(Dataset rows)
________
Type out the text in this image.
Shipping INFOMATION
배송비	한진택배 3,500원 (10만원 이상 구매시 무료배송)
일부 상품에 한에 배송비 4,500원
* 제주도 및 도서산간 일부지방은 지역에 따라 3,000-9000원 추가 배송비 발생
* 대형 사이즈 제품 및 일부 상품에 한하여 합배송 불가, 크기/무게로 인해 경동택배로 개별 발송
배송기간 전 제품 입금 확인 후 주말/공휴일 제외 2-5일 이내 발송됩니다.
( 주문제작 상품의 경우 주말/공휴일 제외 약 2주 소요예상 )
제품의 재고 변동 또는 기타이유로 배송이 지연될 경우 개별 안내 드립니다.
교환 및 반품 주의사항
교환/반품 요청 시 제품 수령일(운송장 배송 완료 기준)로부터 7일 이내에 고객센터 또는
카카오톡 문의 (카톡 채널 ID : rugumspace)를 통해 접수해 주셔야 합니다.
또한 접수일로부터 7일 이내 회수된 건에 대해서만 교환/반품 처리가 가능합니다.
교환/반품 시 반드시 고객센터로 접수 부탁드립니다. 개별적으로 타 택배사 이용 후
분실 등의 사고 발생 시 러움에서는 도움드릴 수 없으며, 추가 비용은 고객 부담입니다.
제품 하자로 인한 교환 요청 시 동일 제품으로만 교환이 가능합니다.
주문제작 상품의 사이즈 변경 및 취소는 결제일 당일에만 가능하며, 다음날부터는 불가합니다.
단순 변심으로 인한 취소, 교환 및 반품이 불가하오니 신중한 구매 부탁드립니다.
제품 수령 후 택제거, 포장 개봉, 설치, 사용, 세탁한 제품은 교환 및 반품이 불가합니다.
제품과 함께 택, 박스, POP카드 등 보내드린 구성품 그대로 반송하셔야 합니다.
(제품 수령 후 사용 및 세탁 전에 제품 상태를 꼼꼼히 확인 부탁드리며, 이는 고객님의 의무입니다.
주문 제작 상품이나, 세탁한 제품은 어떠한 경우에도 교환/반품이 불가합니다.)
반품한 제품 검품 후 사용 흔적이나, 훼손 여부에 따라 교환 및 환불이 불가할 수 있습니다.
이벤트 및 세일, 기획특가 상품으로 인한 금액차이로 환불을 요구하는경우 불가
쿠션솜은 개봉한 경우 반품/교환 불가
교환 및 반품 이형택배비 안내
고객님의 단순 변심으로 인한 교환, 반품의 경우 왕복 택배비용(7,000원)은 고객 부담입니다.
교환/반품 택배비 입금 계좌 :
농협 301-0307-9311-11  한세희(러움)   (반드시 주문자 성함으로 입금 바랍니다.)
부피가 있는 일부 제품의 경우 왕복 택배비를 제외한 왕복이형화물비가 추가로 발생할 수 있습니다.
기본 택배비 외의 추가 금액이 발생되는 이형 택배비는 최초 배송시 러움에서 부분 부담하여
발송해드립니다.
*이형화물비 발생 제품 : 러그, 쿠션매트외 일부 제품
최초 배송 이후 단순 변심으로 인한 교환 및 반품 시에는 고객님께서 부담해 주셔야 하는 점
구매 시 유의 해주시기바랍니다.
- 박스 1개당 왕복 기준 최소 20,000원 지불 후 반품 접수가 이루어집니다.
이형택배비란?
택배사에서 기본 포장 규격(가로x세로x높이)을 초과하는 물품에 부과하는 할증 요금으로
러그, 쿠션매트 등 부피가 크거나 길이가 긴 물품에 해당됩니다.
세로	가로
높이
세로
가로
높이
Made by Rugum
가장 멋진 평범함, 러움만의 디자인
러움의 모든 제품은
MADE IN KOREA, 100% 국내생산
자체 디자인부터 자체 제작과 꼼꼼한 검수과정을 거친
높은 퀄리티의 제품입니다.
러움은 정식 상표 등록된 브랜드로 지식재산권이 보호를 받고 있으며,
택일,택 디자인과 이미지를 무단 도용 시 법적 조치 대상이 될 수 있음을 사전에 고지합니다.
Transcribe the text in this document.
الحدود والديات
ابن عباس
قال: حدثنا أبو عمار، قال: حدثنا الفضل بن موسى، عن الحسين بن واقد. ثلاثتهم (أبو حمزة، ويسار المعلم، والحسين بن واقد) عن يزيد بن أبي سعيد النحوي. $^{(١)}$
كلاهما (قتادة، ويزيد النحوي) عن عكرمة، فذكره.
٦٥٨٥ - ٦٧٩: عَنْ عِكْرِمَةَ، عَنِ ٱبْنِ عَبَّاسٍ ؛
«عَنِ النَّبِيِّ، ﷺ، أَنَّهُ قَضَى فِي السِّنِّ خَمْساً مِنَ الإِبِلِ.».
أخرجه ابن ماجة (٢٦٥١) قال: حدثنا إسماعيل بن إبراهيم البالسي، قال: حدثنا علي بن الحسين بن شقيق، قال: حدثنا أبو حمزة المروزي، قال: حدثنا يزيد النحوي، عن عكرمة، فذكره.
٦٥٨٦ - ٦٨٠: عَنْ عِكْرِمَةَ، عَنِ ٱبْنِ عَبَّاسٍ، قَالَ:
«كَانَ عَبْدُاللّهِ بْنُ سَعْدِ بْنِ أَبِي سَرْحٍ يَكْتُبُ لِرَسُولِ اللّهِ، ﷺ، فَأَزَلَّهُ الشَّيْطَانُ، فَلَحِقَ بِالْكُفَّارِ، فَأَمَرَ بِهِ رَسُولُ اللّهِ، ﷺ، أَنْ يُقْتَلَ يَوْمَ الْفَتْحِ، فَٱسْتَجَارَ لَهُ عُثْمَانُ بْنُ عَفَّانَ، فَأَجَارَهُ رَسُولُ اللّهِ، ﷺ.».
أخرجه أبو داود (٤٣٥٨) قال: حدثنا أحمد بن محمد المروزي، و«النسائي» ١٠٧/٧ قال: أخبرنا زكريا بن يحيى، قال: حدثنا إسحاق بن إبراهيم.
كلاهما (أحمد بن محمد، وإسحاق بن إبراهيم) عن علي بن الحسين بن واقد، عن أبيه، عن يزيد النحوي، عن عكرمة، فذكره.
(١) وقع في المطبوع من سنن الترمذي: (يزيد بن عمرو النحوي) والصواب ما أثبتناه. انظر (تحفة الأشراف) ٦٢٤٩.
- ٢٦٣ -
________
▶ Aim of the task:
From the records, copy every line that has the string "고객님의" in it.

▶ Reply:
(제품 수령 후 사용 및 세탁 전에 제품 상태를 꼼꼼히 확인 부탁드리며, 이는 고객님의 의무입니다.
고객님의 단순 변심으로 인한 교환, 반품의 경우 왕복 택배비용(7,000원)은 고객 부담입니다.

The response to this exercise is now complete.